- Task -
Render the lines of the listing below, from the line containing "- ordering-code: 12.0: [431, 345, 447, 354]" up to and including the line containing "- header-units: Units: [399, 235, 420, 244]", as a Markdown table with the columns "Index" and "Text", numbering each line and omitting any blank lines.

- Available data -
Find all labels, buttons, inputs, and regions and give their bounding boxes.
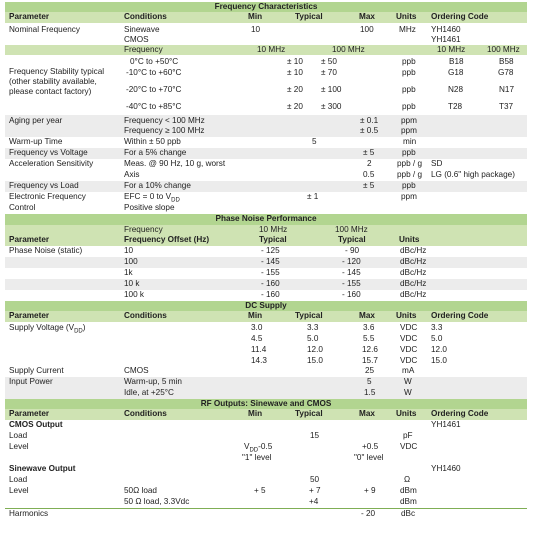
- ordering-code: 12.0: [431, 345, 447, 354]
- max-value: 5.5: [363, 334, 375, 343]
- units: W: [404, 377, 412, 386]
- header-min: Min: [248, 311, 263, 320]
- cond: 50 Ω load, 3.3Vdc: [124, 497, 190, 506]
- units: ppb: [402, 57, 416, 66]
- typ-value: ± 20: [287, 85, 303, 94]
- header-conditions: Conditions: [124, 409, 167, 418]
- max-value: + 9: [364, 486, 376, 495]
- rf-outputs-table: [5, 399, 527, 520]
- table-row-sine-level: [5, 486, 527, 508]
- table-row-supply-voltage: [5, 322, 527, 366]
- table-row-sine-load: [5, 475, 527, 486]
- max-value: - 20: [361, 509, 376, 518]
- table-row-harmonics: [5, 508, 527, 520]
- table-row-input-power: [5, 377, 527, 399]
- cond: Axis: [124, 170, 140, 179]
- typ-value: 15.0: [307, 356, 323, 365]
- max-value: 5: [367, 377, 372, 386]
- typ-value: + 7: [309, 486, 321, 495]
- typ-value: - 160: [342, 290, 361, 299]
- units: VDC: [400, 356, 418, 365]
- cond: Frequency: [124, 225, 163, 234]
- header-units: Units: [399, 235, 420, 244]
- table-row-acceleration: [5, 159, 527, 181]
- table-row-warmup: [5, 137, 527, 148]
- ordering-code: YH1461: [431, 35, 461, 44]
- cond: Frequency < 100 MHz: [124, 116, 205, 125]
- param-label: Phase Noise (static): [9, 246, 83, 255]
- column-header-row: [5, 12, 527, 23]
- units: min: [403, 137, 417, 146]
- units: dBc/Hz: [400, 279, 427, 288]
- section-title: Frequency Characteristics: [214, 2, 318, 11]
- dc-supply-table: [5, 301, 527, 399]
- header-offset: Frequency Offset (Hz): [124, 235, 210, 244]
- param-label: Level: [9, 442, 29, 451]
- header-parameter: Parameter: [9, 12, 50, 21]
- max-value: 2: [367, 159, 372, 168]
- section-title: RF Outputs: Sinewave and CMOS: [200, 399, 332, 408]
- typ-value: ± 300: [321, 102, 342, 111]
- units: ppb: [402, 181, 416, 190]
- min-note: "1" level: [242, 453, 272, 462]
- min-value: 10: [251, 25, 261, 34]
- typ-value: - 90: [345, 246, 360, 255]
- units: VDC: [400, 345, 418, 354]
- header-typical: Typical: [295, 409, 323, 418]
- cond: -20°C to +70°C: [126, 85, 182, 94]
- ordering-code: G18: [448, 68, 464, 77]
- table-row: [5, 290, 527, 301]
- header-max: Max: [359, 12, 375, 21]
- typ-value: ± 1: [307, 192, 319, 201]
- max-note: "0" level: [354, 453, 384, 462]
- header-ordering-code: Ordering Code: [431, 12, 489, 21]
- ordering-code: G78: [498, 68, 514, 77]
- header-parameter: Parameter: [9, 235, 50, 244]
- offset: 10 k: [124, 279, 140, 288]
- typ-value: 3.3: [307, 323, 319, 332]
- sinewave-output-heading: [5, 464, 527, 475]
- header-parameter: Parameter: [9, 311, 50, 320]
- param-label: Level: [9, 486, 29, 495]
- max-value: ± 0.1: [360, 116, 379, 125]
- typ-value: - 155: [261, 268, 280, 277]
- cond: -40°C to +85°C: [126, 102, 182, 111]
- typ-value: +4: [309, 497, 319, 506]
- param-label: Electronic Frequency: [9, 192, 86, 201]
- table-row-cmos-level: [5, 442, 527, 464]
- header-min: Min: [248, 409, 263, 418]
- param-label: Supply Current: [9, 366, 64, 375]
- units: dBc/Hz: [400, 257, 427, 266]
- param-label: Control: [9, 203, 36, 212]
- header-max: Max: [359, 409, 375, 418]
- units: MHz: [399, 25, 416, 34]
- table-row-vs-voltage: [5, 148, 527, 159]
- ordering-code: 15.0: [431, 356, 447, 365]
- table-row-efc: [5, 192, 527, 214]
- param-label: Frequency Stability typical: [9, 67, 105, 76]
- typ-value: 50: [310, 475, 320, 484]
- section-title: DC Supply: [245, 301, 287, 310]
- subhead: 10 MHz: [257, 45, 286, 54]
- max-value: ± 0.5: [360, 126, 379, 135]
- offset: 100: [124, 257, 138, 266]
- frequency-subheader-row: [5, 45, 527, 55]
- table-row-stability: [5, 55, 527, 115]
- units: pF: [403, 431, 413, 440]
- units: dBm: [400, 486, 417, 495]
- max-value: 1.5: [364, 388, 376, 397]
- units: mA: [402, 366, 415, 375]
- typ-value: - 145: [342, 268, 361, 277]
- table-row: [5, 268, 527, 279]
- ordering-code: YH1460: [431, 464, 461, 473]
- ordering-code: N17: [499, 85, 515, 94]
- header-parameter: Parameter: [9, 409, 50, 418]
- max-value: 0.5: [363, 170, 375, 179]
- typ-value: - 155: [342, 279, 361, 288]
- units: ppm: [401, 126, 417, 135]
- units: ppb: [402, 148, 416, 157]
- cmos-output-heading: [5, 420, 527, 431]
- header-min: Min: [248, 12, 263, 21]
- max-value: 3.6: [363, 323, 375, 332]
- param-label: (other stability available,: [9, 77, 97, 86]
- ordering-code: LG (0.6" high package): [431, 170, 515, 179]
- typ-value: - 120: [342, 257, 361, 266]
- subhead: 100 MHz: [332, 45, 365, 54]
- header-typical: Typical: [295, 12, 323, 21]
- cond: CMOS: [124, 35, 149, 44]
- param-label: Load: [9, 431, 28, 440]
- table-row: [5, 279, 527, 290]
- min-value: $V_{DD}-0.5$: [244, 442, 273, 454]
- ordering-code: N28: [448, 85, 464, 94]
- table-row-vs-load: [5, 181, 527, 192]
- header-max: Max: [359, 311, 375, 320]
- param-label: Nominal Frequency: [9, 25, 80, 34]
- typ-value: ± 100: [321, 85, 342, 94]
- max-value: ± 5: [363, 148, 375, 157]
- param-label: please contact factory): [9, 87, 92, 96]
- header-units: Units: [396, 311, 417, 320]
- cond: 50Ω load: [124, 486, 157, 495]
- cond: For a 10% change: [124, 181, 191, 190]
- cond: 0°C to +50°C: [130, 57, 179, 66]
- max-value: 25: [365, 366, 375, 375]
- header-typical: Typical: [338, 235, 366, 244]
- typ-value: ± 20: [287, 102, 303, 111]
- units: dBc/Hz: [400, 246, 427, 255]
- param-label: Warm-up Time: [9, 137, 63, 146]
- units: W: [404, 388, 412, 397]
- units: ppb: [402, 102, 416, 111]
- units: ppb / g: [397, 170, 423, 179]
- min-value: + 5: [254, 486, 266, 495]
- table-row-cmos-load: [5, 431, 527, 442]
- subhead: 100 MHz: [487, 45, 520, 54]
- header-typical: Typical: [295, 311, 323, 320]
- table-row: [5, 246, 527, 257]
- units: ppb / g: [397, 159, 423, 168]
- section-title-phase: [5, 214, 527, 225]
- spec-sheet: [5, 2, 527, 520]
- table-row-nominal: [5, 23, 527, 45]
- header-ordering-code: Ordering Code: [431, 311, 489, 320]
- min-value: 4.5: [251, 334, 263, 343]
- offset: 1k: [124, 268, 133, 277]
- subsection-label: Sinewave Output: [9, 464, 76, 473]
- typ-value: ± 10: [287, 57, 303, 66]
- typ-value: - 160: [261, 290, 280, 299]
- phase-noise-table: [5, 214, 527, 301]
- header-units: Units: [396, 409, 417, 418]
- typ-value: 12.0: [307, 345, 323, 354]
- table-row-supply-current: [5, 366, 527, 377]
- max-value: 15.7: [362, 356, 378, 365]
- param-label: Load: [9, 475, 28, 484]
- ordering-code: 5.0: [431, 334, 443, 343]
- units: ppb: [402, 68, 416, 77]
- units: dBc: [401, 509, 416, 518]
- units: dBc/Hz: [400, 290, 427, 299]
- ordering-code: T28: [448, 102, 463, 111]
- cond: CMOS: [124, 366, 149, 375]
- min-value: 3.0: [251, 323, 263, 332]
- ordering-code: SD: [431, 159, 443, 168]
- units: VDC: [400, 323, 418, 332]
- units: ppm: [401, 116, 417, 125]
- section-title: Phase Noise Performance: [215, 214, 317, 223]
- header-typical: Typical: [259, 235, 287, 244]
- max-value: ± 5: [363, 181, 375, 190]
- ordering-code: B58: [499, 57, 514, 66]
- units: VDC: [400, 442, 418, 451]
- section-title-dc: [5, 301, 527, 311]
- frequency-characteristics-table: [5, 2, 527, 214]
- subhead: 100 MHz: [335, 225, 368, 234]
- typ-value: ± 70: [321, 68, 337, 77]
- max-value: 100: [360, 25, 374, 34]
- typ-value: - 160: [261, 279, 280, 288]
- param-label: Aging per year: [9, 116, 63, 125]
- table-row: [5, 257, 527, 268]
- units: dBm: [400, 497, 417, 506]
- subhead: 10 MHz: [259, 225, 288, 234]
- units: dBc/Hz: [400, 268, 427, 277]
- header-conditions: Conditions: [124, 311, 167, 320]
- typ-value: 5: [312, 137, 317, 146]
- param-label: Frequency vs Voltage: [9, 148, 88, 157]
- param-label: Harmonics: [9, 509, 49, 518]
- cond: Frequency ≥ 100 MHz: [124, 126, 205, 135]
- units: ppb: [402, 85, 416, 94]
- table-row-aging: [5, 115, 527, 137]
- cond: EFC = 0 to $V_{DD}$: [124, 192, 180, 204]
- ordering-code: YH1461: [431, 420, 461, 429]
- column-header-row: [5, 311, 527, 322]
- units: Ω: [404, 475, 411, 484]
- typ-value: 15: [310, 431, 320, 440]
- param-label: Input Power: [9, 377, 53, 386]
- cond: Sinewave: [124, 25, 160, 34]
- param-label: Supply Voltage $(V_{DD})$: [9, 323, 86, 335]
- cond: Within ± 50 ppb: [124, 137, 181, 146]
- subsection-label: CMOS Output: [9, 420, 63, 429]
- typ-value: - 145: [261, 257, 280, 266]
- ordering-code: YH1460: [431, 25, 461, 34]
- header-conditions: Conditions: [124, 12, 167, 21]
- offset: 10: [124, 246, 134, 255]
- cond: Frequency: [124, 45, 163, 54]
- header-ordering-code: Ordering Code: [431, 409, 489, 418]
- cond: For a 5% change: [124, 148, 187, 157]
- typ-value: - 125: [261, 246, 280, 255]
- min-value: 11.4: [251, 345, 267, 354]
- units: VDC: [400, 334, 418, 343]
- typ-value: 5.0: [307, 334, 319, 343]
- cond: Positive slope: [124, 203, 175, 212]
- ordering-code: 3.3: [431, 323, 443, 332]
- max-value: 12.6: [362, 345, 378, 354]
- cond: Meas. @ 90 Hz, 10 g, worst: [124, 159, 226, 168]
- section-title-frequency: [5, 2, 527, 12]
- section-title-rf: [5, 399, 527, 409]
- param-label: Acceleration Sensitivity: [9, 159, 94, 168]
- max-value: +0.5: [362, 442, 379, 451]
- ordering-code: B18: [449, 57, 464, 66]
- column-header-row: [5, 409, 527, 420]
- cond: Idle, at +25°C: [124, 388, 174, 397]
- param-label: Frequency vs Load: [9, 181, 79, 190]
- units: ppm: [401, 192, 417, 201]
- phase-header-row: [5, 225, 527, 246]
- cond: Warm-up, 5 min: [124, 377, 182, 386]
- header-units: Units: [396, 12, 417, 21]
- cond: -10°C to +60°C: [126, 68, 182, 77]
- ordering-code: T37: [499, 102, 514, 111]
- min-value: 14.3: [251, 356, 267, 365]
- offset: 100 k: [124, 290, 145, 299]
- typ-value: ± 50: [321, 57, 337, 66]
- subhead: 10 MHz: [437, 45, 466, 54]
- typ-value: ± 10: [287, 68, 303, 77]
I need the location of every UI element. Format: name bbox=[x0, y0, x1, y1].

- Result of this exercise -
| Index | Text |
|---|---|
| 1 | - ordering-code: 12.0: [431, 345, 447, 354] |
| 2 | - max-value: 5.5: [363, 334, 375, 343] |
| 3 | - units: W: [404, 377, 412, 386] |
| 4 | - header-min: Min: [248, 311, 263, 320] |
| 5 | - cond: 50 Ω load, 3.3Vdc: [124, 497, 190, 506] |
| 6 | - units: ppb: [402, 57, 416, 66] |
| 7 | - typ-value: ± 20: [287, 85, 303, 94] |
| 8 | - header-conditions: Conditions: [124, 409, 167, 418] |
| 9 | - max-value: + 9: [364, 486, 376, 495] |
| 10 | - rf-outputs-table: [5, 399, 527, 520] |
| 11 | - table-row-sine-level: [5, 486, 527, 508] |
| 12 | - table-row-supply-voltage: [5, 322, 527, 366] |
| 13 | - table-row-sine-load: [5, 475, 527, 486] |
| 14 | - max-value: - 20: [361, 509, 376, 518] |
| 15 | - table-row-harmonics: [5, 508, 527, 520] |
| 16 | - table-row-input-power: [5, 377, 527, 399] |
| 17 | - cond: Axis: [124, 170, 140, 179] |
| 18 | - typ-value: 15.0: [307, 356, 323, 365] |
| 19 | - max-value: 5: [367, 377, 372, 386] |
| 20 | - typ-value: + 7: [309, 486, 321, 495] |
| 21 | - typ-value: - 160: [342, 290, 361, 299] |
| 22 | - units: VDC: [400, 356, 418, 365] |
| 23 | - cond: Frequency: [124, 225, 163, 234] |
| 24 | - header-units: Units: [399, 235, 420, 244] |